• Kutipan Teks
******************************

Sulitnya memprediksi laut adalah alasan Kura Kura Resort, salah satu penginapan di Karimunjawa, menyediakan layanan pesawat dari Semarang. Dengan durasi terbang hanya 40 menit, penumpang bisa langsung mendarat di Bandara Dewadaru. Sayang, akibat minim penumpang, dua maskapai yang memiliki rute ke sini—Kura Kura Aviation dan Deraya—berhenti beroperasi. Yang tersisa hanyalah pesawat carter milik Asco Nusa Air.

Dua tahun lagi, situasi itu mungkin akan berubah. Arus turis memberi alasan bagi pemerintah setempat membenahi akses jalur udara. Bandara Dewadaru, yang namanya diambil dari nama tanaman lokal, akan diperpanjang landasannya agar maskapai berjadwal semacam Kal Star sudi mampir. Jika sudah terwujud, wisatawan tak perlu lagi bertarung dengan Laut Jawa dan mencelupkan wajahnya ke kantong plastik demi menikmati liburan.

Pantai Nirwana.

Kartini akhirnya berlabuh di Pulau Karimunjawa, pulau terbesar di kepulauan ini. Waktu tempuh molor 30 menit. “Saya kira tidak jadi datang,” ujar Eko Budi Susanto, staf Kura Kura Resort. “Tadi saya dengar kabar, ombak mencapai dua meter dan jadwal kapal dibatalkan.” Di jalur labil Karimunjawa, kapal gagal berangkat adalah tragedi yang harus dimaklumi. Tahun lalu, seorang teman bahkan terjebak selama empat hari akibat cuaca buruk.

Kendati harus bertaruh dengan laut temperamental, keinginan melihat replika Maladewa terus mendorong pelancong menyatroni pulau-pulau anggun Karimunjawa. Di pertengahan tahun, ketika permukaan air tenang seperti danau, jumlah turis mencapai puncaknya. Di musim ombak dari Januari hingga Februari, bumi Karimunjawa terisolasi dari dunia. Namun, di tempat secantik ini, isolasi tidak berarti bui, malah bisa jadi disambut dengan lapang hati.

******************************

[Entri kotak pembatas]
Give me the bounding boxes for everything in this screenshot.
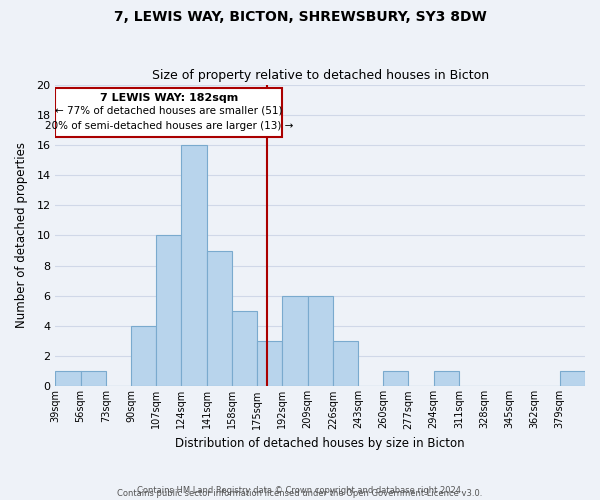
Bar	[308, 296, 333, 386]
X-axis label: Distribution of detached houses by size in Bicton: Distribution of detached houses by size …	[175, 437, 465, 450]
Bar	[383, 372, 409, 386]
Text: 7, LEWIS WAY, BICTON, SHREWSBURY, SY3 8DW: 7, LEWIS WAY, BICTON, SHREWSBURY, SY3 8D…	[113, 10, 487, 24]
FancyBboxPatch shape	[55, 88, 283, 138]
Bar	[560, 372, 585, 386]
Text: Contains public sector information licensed under the Open Government Licence v3: Contains public sector information licen…	[118, 488, 482, 498]
Bar	[206, 250, 232, 386]
Bar	[156, 236, 181, 386]
Text: ← 77% of detached houses are smaller (51): ← 77% of detached houses are smaller (51…	[55, 106, 283, 116]
Bar	[55, 372, 80, 386]
Bar	[80, 372, 106, 386]
Y-axis label: Number of detached properties: Number of detached properties	[15, 142, 28, 328]
Text: 20% of semi-detached houses are larger (13) →: 20% of semi-detached houses are larger (…	[44, 121, 293, 131]
Bar	[257, 341, 283, 386]
Bar	[131, 326, 156, 386]
Text: 7 LEWIS WAY: 182sqm: 7 LEWIS WAY: 182sqm	[100, 92, 238, 102]
Bar	[181, 145, 206, 386]
Bar	[283, 296, 308, 386]
Text: Contains HM Land Registry data © Crown copyright and database right 2024.: Contains HM Land Registry data © Crown c…	[137, 486, 463, 495]
Bar	[333, 341, 358, 386]
Title: Size of property relative to detached houses in Bicton: Size of property relative to detached ho…	[152, 69, 489, 82]
Bar	[434, 372, 459, 386]
Bar	[232, 311, 257, 386]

******************************

• Ketentuan Latihan
• A. Menurut teks tentang Karimunjawa, dari mana nama Bandara Dewadaru diambil?
• B. Ringkaslah teks tentang Karimunjawa dalam dua kalimat.
• C. Teruskan teks tentang Karimunjawa mulai dari sesudah kalimat terakhirnya.
Materi ini tidak diperlukan.

• Hasil yang Diharapkan
• A. Dari nama tanaman lokal.

• B. Karena laut sulit diprediksi, Kura Kura Resort menyediakan layanan pesawat dari Semarang ke Bandara Dewadaru, tetapi kini hanya pesawat carter milik Asco Nusa Air yang tersisa, sementara pemerintah setempat berencana memperpanjang landasan bandara itu agar maskapai berjadwal mau singgah. Meski laut di jalur Karimunjawa labil dan kapal bisa gagal berangkat, pelancong terus berdatangan, dengan jumlah turis memuncak di pertengahan tahun dan kepulauan itu terisolasi pada musim ombak dari Januari hingga Februari.

• C.
Pelaut-pelaut asing juga sudah lama kepincut oleh karisma tempat ini. Ajang anual Sail Indonesia selalu mencantumkan Karimunjawa dalam rute pelayarannya. Juli tahun ini, lebih dari 150 kapal layar bertolak dari Darwin, berputar-putar selama tujuh minggu di Nusa Tenggara Timur, kemudian singgah di Karimunjawa sebelum meluncur ke Bintan dan Singapura.

Kiri-kanan: Pantai Nirwana di area Nirwana Laut Resort; bersantai di Pulau Geleang.

Dalam peta ekspedisi maritim, peran Karimunjawa juga signifikan. Tongkang batu bara dan alat berat dari Kalimantan rutin singgah guna melego jangkar dan mengisi ulang perbekalan. Saat cuaca ekstrem, pulau-pulau di sini bertindak layaknya pemecah ombak alami yang menyediakan perlindungan bagi pelaut dalam pelayaran ke Surabaya atau Cirebon.

Dari dermaga, saya menaiki speedboat, lalu meluncur ke Kura Kura Resort. Laut masih ganas. Tak ada kantong plastik. Tak ada film Avatar. Saya mengobati perut mual dengan menebarkan pandangan ke pulau-pulau mungil dan pantai-pantainya yang menyilaukan di bawah sorotan matahari terik bulan Mei.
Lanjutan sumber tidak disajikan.